Directive
Scan the entries below for the word "have". Copy each line that has it.

* Begin Material provided *

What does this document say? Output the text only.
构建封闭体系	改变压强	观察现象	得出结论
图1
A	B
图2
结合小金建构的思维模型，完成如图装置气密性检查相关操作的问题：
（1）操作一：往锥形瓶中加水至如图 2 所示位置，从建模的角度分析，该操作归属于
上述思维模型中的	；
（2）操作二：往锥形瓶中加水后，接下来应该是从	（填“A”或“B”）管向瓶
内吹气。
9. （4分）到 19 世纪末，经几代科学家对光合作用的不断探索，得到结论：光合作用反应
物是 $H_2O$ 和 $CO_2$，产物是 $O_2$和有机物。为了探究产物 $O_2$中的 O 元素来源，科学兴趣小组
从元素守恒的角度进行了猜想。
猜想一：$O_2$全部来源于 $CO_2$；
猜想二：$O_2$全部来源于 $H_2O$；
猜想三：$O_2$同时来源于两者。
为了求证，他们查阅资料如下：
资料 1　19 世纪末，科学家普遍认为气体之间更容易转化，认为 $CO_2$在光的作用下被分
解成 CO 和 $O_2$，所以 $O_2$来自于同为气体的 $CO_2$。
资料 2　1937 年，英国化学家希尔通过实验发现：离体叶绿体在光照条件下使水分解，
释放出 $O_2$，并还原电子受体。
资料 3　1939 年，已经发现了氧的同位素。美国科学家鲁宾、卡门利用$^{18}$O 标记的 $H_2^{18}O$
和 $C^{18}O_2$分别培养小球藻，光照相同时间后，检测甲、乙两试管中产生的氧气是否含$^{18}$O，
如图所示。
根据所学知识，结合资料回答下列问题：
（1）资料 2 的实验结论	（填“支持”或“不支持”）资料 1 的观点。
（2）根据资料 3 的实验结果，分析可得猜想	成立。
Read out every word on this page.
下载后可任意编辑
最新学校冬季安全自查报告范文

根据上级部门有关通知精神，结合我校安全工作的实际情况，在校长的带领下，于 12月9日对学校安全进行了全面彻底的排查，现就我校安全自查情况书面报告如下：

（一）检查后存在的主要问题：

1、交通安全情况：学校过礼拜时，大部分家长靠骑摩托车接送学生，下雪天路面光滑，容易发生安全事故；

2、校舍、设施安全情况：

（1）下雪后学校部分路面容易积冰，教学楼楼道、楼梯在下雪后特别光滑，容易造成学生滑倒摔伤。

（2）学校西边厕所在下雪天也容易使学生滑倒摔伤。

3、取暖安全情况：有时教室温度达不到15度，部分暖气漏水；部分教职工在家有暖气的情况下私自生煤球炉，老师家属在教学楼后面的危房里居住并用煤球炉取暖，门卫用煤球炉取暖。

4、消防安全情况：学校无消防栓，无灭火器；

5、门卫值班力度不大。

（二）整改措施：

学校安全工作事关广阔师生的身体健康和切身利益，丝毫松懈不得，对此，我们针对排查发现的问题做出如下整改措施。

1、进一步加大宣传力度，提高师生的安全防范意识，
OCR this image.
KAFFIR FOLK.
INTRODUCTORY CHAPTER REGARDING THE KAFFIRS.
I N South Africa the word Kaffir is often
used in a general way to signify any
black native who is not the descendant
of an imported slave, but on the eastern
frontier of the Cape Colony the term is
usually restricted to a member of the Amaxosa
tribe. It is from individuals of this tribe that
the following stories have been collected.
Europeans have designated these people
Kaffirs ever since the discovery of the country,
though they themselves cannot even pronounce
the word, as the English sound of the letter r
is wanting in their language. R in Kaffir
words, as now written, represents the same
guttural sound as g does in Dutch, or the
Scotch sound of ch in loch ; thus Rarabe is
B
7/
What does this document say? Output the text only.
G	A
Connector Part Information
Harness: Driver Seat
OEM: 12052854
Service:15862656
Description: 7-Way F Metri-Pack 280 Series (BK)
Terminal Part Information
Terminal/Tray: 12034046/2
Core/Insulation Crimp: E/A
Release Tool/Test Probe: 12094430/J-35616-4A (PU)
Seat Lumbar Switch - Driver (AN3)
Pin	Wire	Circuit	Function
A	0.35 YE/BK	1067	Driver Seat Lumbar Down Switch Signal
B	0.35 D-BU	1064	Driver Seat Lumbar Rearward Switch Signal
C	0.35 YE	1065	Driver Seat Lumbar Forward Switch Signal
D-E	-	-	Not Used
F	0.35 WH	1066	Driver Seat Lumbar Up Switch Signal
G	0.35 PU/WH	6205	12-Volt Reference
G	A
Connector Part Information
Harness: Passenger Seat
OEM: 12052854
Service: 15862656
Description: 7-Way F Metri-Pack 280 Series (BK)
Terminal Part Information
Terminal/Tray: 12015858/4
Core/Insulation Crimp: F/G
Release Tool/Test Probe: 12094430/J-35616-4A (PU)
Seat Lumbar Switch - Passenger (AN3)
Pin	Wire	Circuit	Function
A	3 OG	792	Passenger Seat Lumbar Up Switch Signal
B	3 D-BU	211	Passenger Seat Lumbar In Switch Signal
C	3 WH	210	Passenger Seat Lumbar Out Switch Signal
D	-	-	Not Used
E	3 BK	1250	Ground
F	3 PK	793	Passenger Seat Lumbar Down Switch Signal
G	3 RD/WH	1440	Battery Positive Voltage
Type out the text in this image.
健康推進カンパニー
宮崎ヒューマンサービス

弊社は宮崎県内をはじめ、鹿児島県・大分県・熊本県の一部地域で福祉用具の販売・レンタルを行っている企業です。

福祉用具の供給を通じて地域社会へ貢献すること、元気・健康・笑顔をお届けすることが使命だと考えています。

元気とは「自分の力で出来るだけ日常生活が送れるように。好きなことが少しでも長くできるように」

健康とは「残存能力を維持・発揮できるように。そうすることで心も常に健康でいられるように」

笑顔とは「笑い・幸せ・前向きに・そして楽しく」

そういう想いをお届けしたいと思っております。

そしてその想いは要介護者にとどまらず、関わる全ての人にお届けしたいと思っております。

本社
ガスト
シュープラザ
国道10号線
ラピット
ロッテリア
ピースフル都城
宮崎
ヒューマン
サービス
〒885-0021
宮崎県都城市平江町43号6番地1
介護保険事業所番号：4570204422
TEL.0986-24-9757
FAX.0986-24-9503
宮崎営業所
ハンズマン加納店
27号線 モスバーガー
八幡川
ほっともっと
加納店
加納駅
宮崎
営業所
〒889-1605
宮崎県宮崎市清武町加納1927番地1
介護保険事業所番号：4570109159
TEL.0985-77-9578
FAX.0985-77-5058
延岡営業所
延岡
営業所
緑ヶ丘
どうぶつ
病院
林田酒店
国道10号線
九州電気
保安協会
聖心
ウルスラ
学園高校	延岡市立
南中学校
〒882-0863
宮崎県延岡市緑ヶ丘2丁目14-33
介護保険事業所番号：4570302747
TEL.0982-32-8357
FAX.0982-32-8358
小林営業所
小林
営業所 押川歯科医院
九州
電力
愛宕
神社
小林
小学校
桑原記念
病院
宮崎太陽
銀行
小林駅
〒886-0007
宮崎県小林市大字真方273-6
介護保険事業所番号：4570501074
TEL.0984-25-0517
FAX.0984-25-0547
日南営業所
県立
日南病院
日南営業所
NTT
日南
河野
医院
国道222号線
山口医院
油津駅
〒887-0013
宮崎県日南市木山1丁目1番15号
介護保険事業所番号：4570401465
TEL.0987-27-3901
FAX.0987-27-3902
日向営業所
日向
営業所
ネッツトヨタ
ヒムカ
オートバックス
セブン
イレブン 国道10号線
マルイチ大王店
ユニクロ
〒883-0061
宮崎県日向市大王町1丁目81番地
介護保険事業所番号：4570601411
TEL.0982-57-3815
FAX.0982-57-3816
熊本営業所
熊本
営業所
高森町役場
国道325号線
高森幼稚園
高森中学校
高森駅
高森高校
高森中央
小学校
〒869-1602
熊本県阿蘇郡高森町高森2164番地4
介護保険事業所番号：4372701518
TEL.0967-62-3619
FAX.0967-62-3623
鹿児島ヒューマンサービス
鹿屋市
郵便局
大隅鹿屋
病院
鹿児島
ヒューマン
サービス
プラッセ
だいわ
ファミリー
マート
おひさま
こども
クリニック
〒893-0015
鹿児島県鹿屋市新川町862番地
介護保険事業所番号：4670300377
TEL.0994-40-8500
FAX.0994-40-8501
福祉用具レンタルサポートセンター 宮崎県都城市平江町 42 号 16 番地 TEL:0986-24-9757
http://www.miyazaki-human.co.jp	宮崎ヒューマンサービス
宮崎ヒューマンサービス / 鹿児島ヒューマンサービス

* End Material provided *

Written response
the following stories have been collected.
Europeans have designated these people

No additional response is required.